**AIM**
Lines containing the word "that" are the ones to copy from the records below.

**DATASET ENTRIES**
○ ○ ○ ○ ○
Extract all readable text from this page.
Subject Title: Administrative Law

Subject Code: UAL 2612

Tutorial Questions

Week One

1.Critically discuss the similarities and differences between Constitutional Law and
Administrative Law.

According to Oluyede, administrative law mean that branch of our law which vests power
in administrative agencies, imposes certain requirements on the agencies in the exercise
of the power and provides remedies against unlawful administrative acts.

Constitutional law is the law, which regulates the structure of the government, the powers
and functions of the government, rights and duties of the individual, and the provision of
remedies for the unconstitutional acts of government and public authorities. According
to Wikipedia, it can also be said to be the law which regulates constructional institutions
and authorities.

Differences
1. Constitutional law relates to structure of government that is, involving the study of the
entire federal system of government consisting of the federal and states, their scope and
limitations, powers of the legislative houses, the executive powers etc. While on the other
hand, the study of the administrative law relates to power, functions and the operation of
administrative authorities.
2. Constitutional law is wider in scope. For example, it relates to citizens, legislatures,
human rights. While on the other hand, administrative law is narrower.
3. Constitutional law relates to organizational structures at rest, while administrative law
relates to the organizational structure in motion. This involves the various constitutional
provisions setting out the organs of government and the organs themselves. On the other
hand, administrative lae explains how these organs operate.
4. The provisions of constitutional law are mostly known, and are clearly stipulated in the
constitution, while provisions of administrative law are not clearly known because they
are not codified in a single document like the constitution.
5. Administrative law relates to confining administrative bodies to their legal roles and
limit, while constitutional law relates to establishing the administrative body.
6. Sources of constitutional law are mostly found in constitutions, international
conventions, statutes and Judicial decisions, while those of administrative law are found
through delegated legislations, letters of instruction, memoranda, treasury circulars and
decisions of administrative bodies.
○ ○ ○ ○ ○
**RESULT**
According to Oluyede, administrative law mean that branch of our law which vests power
1. Constitutional law relates to structure of government that is, involving the study of the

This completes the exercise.